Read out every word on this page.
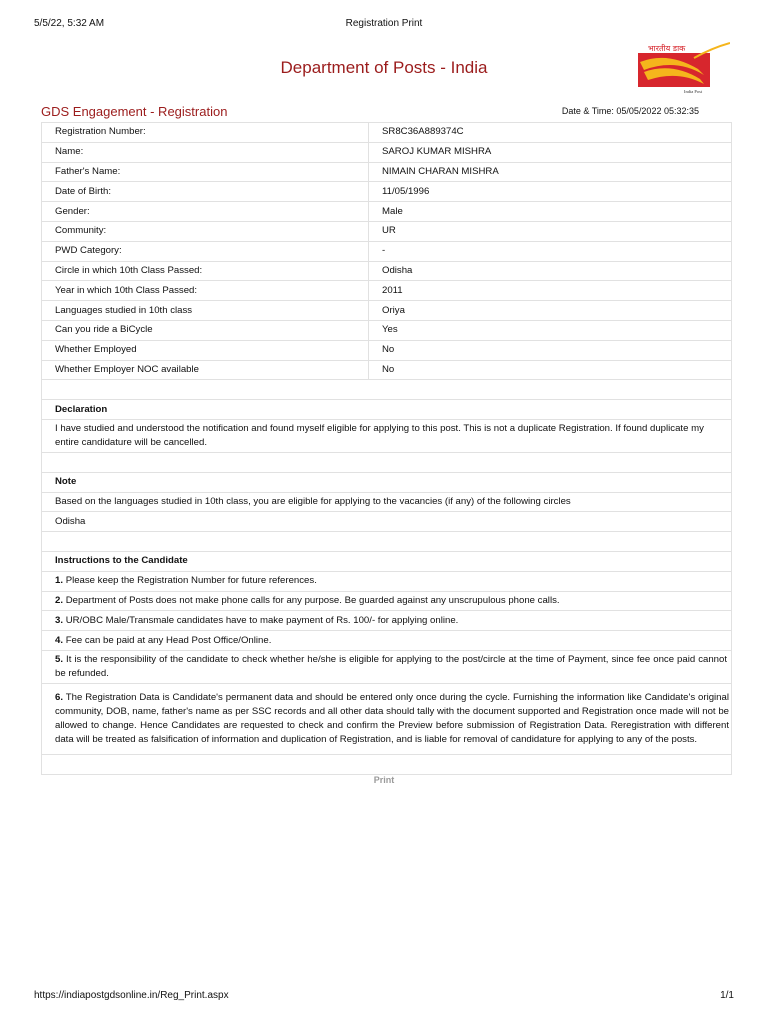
5/5/22, 5:32 AM	Registration Print
Department of Posts - India
भारतीय डाक
India Post
GDS Engagement - Registration	Date & Time: 05/05/2022 05:32:35
Registration Number:	SR8C36A889374C
Name:	SAROJ KUMAR MISHRA
Father's Name:	NIMAIN CHARAN MISHRA
Date of Birth:	11/05/1996
Gender:	Male
Community:	UR
PWD Category:	-
Circle in which 10th Class Passed:	Odisha
Year in which 10th Class Passed:	2011
Languages studied in 10th class	Oriya
Can you ride a BiCycle	Yes
Whether Employed	No
Whether Employer NOC available	No

Declaration	
I have studied and understood the notification and found myself eligible for applying to this post. This is not a duplicate Registration. If found duplicate my entire candidature will be cancelled.	

Note	
Based on the languages studied in 10th class, you are eligible for applying to the vacancies (if any) of the following circles	
Odisha	

Instructions to the Candidate	
1. Please keep the Registration Number for future references.	
2. Department of Posts does not make phone calls for any purpose. Be guarded against any unscrupulous phone calls.	
3. UR/OBC Male/Transmale candidates have to make payment of Rs. 100/- for applying online.	
4. Fee can be paid at any Head Post Office/Online.	
5. It is the responsibility of the candidate to check whether he/she is eligible for applying to the post/circle at the time of Payment, since fee once paid cannot be refunded.	
6. The Registration Data is Candidate's permanent data and should be entered only once during the cycle. Furnishing the information like Candidate's original community, DOB, name, father's name as per SSC records and all other data should tally with the document supported and Registration once made will not be allowed to change. Hence Candidates are requested to check and confirm the Preview before submission of Registration Data. Reregistration with different data will be treated as falsification of information and duplication of Registration, and is liable for removal of candidature for applying to any of the posts.	

Print
https://indiapostgdsonline.in/Reg_Print.aspx	1/1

^^^^^^^^

▶ _Required work_:
Reproduce the records, all of them, word for word; omit the pictures.

▶ _Right answer_:
Read out every word on this page.
5/5/22, 5:32 AM	Registration Print
Department of Posts - India
भारतीय डाक
India Post
GDS Engagement - Registration	Date & Time: 05/05/2022 05:32:35
Registration Number:	SR8C36A889374C
Name:	SAROJ KUMAR MISHRA
Father's Name:	NIMAIN CHARAN MISHRA
Date of Birth:	11/05/1996
Gender:	Male
Community:	UR
PWD Category:	-
Circle in which 10th Class Passed:	Odisha
Year in which 10th Class Passed:	2011
Languages studied in 10th class	Oriya
Can you ride a BiCycle	Yes
Whether Employed	No
Whether Employer NOC available	No

Declaration	
I have studied and understood the notification and found myself eligible for applying to this post. This is not a duplicate Registration. If found duplicate my entire candidature will be cancelled.	

Note	
Based on the languages studied in 10th class, you are eligible for applying to the vacancies (if any) of the following circles	
Odisha	

Instructions to the Candidate	
1. Please keep the Registration Number for future references.	
2. Department of Posts does not make phone calls for any purpose. Be guarded against any unscrupulous phone calls.	
3. UR/OBC Male/Transmale candidates have to make payment of Rs. 100/- for applying online.	
4. Fee can be paid at any Head Post Office/Online.	
5. It is the responsibility of the candidate to check whether he/she is eligible for applying to the post/circle at the time of Payment, since fee once paid cannot be refunded.	
6. The Registration Data is Candidate's permanent data and should be entered only once during the cycle. Furnishing the information like Candidate's original community, DOB, name, father's name as per SSC records and all other data should tally with the document supported and Registration once made will not be allowed to change. Hence Candidates are requested to check and confirm the Preview before submission of Registration Data. Reregistration with different data will be treated as falsification of information and duplication of Registration, and is liable for removal of candidature for applying to any of the posts.	

Print
https://indiapostgdsonline.in/Reg_Print.aspx	1/1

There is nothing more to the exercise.